» **Stated exercise**: Give, as a bare number, the count of lines that contain the word "Crédito".

» **Records for processing**:

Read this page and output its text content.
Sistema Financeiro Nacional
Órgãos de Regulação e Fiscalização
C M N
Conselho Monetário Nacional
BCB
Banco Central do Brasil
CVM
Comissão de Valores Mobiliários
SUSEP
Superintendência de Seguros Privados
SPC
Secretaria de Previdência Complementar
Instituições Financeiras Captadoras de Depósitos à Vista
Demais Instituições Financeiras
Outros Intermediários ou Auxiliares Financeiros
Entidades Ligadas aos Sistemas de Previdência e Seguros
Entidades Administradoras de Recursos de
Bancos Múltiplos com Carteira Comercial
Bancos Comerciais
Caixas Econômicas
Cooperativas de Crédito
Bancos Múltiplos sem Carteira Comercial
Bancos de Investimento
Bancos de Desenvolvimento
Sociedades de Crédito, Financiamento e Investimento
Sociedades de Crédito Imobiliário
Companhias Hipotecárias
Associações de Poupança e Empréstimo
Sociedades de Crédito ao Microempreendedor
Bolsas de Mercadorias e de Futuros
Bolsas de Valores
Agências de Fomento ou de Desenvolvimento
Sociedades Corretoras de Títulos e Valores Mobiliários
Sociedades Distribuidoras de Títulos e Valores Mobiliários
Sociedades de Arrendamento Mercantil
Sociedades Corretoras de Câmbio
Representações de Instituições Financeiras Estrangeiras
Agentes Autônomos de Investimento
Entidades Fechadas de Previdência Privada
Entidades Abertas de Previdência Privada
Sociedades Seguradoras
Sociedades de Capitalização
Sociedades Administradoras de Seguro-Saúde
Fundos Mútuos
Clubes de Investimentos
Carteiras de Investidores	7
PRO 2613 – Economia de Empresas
==
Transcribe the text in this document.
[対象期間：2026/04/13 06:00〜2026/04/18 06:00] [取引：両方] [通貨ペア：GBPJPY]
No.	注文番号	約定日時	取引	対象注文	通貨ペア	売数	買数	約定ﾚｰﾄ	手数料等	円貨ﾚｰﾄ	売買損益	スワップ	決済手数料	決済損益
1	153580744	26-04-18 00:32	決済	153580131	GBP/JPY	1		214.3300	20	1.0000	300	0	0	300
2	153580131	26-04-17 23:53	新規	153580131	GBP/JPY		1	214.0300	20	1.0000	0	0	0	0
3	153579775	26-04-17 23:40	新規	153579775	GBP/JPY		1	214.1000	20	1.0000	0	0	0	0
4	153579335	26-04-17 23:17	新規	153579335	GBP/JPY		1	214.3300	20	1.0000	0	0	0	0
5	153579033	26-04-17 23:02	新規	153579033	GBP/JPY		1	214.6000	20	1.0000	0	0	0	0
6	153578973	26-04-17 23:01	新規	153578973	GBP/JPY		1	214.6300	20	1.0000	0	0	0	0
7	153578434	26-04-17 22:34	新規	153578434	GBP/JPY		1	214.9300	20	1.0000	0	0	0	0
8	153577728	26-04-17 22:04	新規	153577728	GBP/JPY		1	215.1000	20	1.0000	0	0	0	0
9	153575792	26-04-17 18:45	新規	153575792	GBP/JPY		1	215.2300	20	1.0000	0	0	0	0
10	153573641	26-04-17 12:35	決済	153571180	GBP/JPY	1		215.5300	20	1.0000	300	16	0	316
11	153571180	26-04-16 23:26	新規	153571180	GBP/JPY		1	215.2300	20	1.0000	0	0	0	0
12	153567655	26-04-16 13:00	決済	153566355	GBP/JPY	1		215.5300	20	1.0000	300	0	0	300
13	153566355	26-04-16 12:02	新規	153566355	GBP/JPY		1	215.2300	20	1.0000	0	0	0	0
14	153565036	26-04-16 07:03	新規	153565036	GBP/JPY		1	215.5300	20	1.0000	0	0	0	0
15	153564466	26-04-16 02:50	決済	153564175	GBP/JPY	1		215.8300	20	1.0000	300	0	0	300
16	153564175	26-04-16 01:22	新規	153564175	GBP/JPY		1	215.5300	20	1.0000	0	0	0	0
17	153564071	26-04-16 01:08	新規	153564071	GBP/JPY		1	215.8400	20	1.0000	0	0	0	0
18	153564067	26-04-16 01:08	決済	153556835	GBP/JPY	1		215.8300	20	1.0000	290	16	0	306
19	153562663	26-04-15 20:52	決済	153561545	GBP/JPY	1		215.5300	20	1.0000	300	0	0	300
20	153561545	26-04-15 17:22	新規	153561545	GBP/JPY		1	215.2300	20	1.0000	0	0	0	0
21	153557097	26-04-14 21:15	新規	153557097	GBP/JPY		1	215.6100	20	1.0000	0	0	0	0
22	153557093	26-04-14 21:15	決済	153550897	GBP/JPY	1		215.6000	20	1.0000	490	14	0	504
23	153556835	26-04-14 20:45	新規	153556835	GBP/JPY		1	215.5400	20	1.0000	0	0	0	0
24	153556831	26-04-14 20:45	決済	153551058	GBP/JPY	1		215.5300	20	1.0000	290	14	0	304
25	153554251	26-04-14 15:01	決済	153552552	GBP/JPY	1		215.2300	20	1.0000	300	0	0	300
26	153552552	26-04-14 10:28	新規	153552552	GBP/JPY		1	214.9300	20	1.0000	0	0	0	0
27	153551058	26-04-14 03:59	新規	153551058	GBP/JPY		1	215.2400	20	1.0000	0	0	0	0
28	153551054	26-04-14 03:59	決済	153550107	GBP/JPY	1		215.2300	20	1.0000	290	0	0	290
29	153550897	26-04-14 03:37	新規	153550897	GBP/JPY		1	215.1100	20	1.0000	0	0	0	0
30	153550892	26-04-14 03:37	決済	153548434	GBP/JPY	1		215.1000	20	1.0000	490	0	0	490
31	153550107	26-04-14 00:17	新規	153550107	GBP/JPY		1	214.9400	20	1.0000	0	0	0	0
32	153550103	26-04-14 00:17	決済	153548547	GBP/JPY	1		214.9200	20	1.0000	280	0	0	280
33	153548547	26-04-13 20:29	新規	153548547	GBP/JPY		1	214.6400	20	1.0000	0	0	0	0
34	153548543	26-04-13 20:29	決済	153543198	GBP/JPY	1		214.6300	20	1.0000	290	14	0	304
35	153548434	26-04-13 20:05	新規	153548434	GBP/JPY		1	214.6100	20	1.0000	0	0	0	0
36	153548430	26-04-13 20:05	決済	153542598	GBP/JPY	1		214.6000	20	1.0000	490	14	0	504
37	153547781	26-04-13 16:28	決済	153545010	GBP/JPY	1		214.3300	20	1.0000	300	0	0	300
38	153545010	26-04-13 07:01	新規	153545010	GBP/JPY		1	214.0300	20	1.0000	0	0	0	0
* * *
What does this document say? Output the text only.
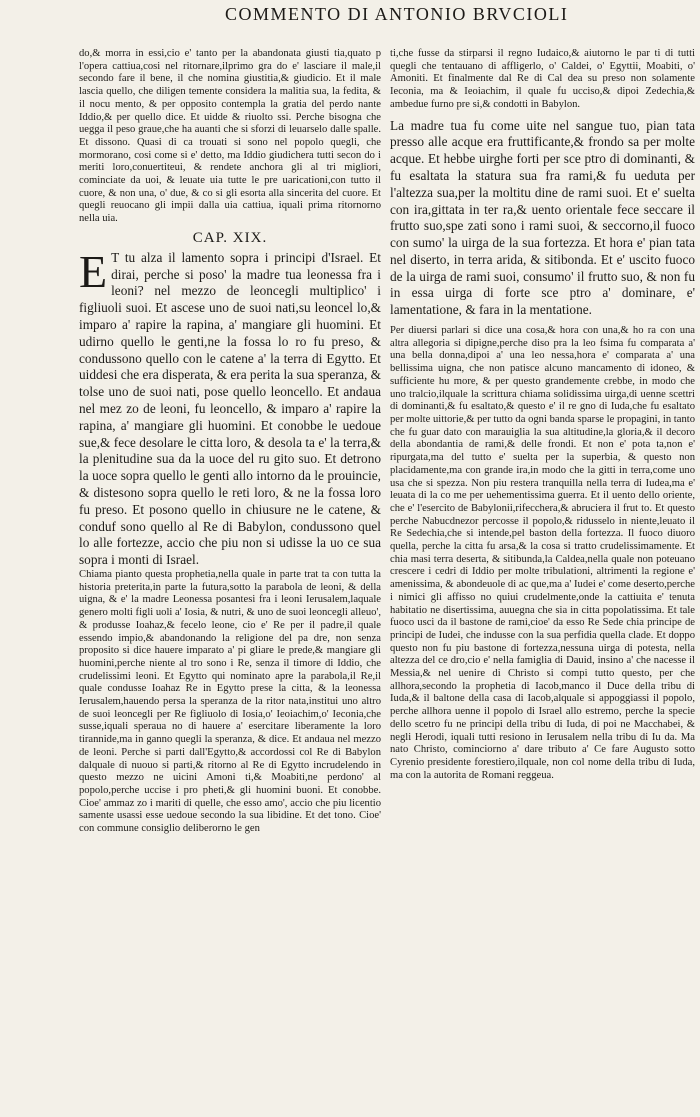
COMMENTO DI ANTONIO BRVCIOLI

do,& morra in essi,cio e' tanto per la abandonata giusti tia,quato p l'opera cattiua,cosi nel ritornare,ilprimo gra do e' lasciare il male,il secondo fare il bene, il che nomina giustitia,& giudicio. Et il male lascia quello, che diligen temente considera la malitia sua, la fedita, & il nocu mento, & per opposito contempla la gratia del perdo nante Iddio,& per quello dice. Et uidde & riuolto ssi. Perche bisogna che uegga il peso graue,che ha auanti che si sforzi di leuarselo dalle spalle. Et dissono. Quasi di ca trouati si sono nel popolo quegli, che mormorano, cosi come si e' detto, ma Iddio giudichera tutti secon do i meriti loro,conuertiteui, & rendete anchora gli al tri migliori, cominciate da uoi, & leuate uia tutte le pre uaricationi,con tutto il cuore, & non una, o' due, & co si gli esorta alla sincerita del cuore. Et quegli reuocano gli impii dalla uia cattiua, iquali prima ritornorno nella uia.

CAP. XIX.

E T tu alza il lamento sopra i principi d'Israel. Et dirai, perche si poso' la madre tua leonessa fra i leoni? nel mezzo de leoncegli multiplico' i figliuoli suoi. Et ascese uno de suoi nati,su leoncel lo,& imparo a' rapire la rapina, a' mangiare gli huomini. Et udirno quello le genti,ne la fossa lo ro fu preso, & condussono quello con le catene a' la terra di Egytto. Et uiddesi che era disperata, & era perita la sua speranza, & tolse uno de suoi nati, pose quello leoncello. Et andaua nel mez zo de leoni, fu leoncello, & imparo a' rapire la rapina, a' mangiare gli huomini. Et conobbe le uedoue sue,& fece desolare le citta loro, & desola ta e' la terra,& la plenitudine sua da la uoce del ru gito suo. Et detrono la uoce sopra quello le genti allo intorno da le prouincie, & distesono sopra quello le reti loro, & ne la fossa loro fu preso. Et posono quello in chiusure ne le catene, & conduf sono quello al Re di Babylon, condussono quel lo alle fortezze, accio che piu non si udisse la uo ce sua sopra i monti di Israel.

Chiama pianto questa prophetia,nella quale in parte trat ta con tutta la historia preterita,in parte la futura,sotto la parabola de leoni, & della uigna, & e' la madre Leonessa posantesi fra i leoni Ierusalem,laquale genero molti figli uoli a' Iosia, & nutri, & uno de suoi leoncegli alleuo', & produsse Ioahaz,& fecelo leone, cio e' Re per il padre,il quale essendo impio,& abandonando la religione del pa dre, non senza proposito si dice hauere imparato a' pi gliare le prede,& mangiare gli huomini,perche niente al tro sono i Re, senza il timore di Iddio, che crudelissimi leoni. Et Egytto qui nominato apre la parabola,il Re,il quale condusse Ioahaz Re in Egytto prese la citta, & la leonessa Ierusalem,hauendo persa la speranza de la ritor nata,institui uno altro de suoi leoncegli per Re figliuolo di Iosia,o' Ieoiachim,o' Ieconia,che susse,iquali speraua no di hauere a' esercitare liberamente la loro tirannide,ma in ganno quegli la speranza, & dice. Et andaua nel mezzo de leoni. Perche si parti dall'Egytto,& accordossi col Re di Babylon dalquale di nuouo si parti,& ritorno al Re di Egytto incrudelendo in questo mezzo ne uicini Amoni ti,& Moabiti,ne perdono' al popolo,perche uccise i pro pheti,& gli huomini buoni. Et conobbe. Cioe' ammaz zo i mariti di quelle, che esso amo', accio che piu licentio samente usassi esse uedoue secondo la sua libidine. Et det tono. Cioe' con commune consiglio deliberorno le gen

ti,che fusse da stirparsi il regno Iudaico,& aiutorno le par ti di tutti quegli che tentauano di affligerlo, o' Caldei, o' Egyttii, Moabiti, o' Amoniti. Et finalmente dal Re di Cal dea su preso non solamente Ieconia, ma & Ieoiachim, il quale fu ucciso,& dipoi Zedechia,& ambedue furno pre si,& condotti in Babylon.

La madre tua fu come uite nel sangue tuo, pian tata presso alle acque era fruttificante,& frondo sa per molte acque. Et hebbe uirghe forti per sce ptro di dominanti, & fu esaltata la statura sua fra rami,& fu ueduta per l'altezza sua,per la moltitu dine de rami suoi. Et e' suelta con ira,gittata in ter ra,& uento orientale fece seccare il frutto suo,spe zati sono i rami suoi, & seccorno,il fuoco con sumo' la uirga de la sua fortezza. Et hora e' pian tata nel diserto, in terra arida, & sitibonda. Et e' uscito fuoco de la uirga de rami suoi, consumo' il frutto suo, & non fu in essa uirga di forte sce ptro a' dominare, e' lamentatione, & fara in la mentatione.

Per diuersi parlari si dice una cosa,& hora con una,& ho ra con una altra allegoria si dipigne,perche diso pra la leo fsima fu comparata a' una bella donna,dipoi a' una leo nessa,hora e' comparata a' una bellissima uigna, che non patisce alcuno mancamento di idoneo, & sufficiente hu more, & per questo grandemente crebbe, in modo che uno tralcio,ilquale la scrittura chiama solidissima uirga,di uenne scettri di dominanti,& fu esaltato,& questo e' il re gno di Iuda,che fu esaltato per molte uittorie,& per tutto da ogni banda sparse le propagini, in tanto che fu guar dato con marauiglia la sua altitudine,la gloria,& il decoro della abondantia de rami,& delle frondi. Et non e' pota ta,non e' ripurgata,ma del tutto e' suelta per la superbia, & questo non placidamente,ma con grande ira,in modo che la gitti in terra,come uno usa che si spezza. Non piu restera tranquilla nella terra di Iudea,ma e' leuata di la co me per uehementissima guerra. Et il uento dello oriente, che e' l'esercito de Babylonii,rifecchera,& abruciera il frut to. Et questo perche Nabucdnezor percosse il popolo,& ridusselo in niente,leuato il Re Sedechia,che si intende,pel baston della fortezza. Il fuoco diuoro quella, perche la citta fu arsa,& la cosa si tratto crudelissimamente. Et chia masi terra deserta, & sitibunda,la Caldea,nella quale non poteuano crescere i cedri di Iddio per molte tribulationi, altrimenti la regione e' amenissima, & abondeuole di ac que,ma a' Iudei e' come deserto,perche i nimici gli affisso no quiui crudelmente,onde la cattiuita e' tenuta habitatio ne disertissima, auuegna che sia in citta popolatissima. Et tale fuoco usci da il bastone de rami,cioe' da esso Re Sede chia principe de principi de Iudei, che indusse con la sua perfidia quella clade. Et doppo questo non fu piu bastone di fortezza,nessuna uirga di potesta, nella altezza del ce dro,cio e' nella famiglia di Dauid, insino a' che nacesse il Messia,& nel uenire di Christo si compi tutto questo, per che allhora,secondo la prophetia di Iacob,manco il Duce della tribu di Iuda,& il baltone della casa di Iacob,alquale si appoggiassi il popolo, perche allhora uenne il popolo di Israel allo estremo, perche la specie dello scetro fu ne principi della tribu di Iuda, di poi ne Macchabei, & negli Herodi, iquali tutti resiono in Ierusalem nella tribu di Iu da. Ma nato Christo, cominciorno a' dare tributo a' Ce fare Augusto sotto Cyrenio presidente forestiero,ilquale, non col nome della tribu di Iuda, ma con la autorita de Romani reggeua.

» **Answer to the exercise**: 4